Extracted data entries
___

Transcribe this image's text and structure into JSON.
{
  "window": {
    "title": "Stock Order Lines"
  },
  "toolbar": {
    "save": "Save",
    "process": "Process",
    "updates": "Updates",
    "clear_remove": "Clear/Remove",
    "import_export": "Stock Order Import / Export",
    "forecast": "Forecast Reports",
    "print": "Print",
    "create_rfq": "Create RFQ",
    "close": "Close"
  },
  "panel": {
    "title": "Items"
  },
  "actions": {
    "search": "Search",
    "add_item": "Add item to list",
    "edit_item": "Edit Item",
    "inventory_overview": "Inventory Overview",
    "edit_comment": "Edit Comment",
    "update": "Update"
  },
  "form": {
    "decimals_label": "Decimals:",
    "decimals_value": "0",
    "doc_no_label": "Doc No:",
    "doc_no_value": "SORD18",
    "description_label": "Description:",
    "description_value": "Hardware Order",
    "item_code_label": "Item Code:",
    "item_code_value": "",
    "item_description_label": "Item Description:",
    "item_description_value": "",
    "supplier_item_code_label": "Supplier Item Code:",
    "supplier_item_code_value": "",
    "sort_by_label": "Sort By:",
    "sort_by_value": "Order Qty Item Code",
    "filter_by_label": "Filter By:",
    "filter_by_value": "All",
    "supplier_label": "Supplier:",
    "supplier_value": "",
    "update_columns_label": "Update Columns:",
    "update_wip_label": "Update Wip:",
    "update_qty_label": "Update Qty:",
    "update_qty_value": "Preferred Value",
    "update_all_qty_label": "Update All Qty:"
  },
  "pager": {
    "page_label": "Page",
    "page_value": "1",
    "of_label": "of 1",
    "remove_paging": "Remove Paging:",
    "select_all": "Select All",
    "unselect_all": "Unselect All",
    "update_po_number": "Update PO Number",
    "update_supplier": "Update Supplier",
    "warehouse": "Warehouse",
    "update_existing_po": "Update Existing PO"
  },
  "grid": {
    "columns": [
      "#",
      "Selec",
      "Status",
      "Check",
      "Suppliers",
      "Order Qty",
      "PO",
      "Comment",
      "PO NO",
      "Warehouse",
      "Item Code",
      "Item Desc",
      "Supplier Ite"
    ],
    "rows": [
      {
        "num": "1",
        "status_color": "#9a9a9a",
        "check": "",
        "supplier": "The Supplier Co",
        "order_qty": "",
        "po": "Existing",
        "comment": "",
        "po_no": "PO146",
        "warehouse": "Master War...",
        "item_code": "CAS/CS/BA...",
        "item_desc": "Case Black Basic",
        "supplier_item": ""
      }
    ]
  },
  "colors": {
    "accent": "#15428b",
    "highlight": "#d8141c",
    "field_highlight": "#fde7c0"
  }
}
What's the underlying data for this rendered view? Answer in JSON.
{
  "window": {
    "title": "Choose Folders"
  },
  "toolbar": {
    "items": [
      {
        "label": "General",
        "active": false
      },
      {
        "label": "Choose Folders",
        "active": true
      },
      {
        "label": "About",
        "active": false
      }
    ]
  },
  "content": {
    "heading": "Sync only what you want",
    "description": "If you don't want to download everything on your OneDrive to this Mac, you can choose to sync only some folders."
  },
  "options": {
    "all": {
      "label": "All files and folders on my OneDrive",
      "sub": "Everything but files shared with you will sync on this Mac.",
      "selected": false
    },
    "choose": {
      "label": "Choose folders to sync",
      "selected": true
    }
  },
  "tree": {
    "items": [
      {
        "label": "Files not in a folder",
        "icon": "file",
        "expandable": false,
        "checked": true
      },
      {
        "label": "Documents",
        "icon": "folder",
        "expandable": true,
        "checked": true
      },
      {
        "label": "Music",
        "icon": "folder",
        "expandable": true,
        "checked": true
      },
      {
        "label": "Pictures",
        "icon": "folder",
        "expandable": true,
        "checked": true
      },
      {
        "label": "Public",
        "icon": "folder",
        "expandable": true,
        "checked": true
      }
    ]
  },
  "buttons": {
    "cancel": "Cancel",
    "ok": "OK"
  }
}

___

* **Aim of the task**
Out of the material above, gather each line where "title" appears.

* **Correct answer**
    "title": "Stock Order Lines"
    "title": "Items"
    "title": "Choose Folders"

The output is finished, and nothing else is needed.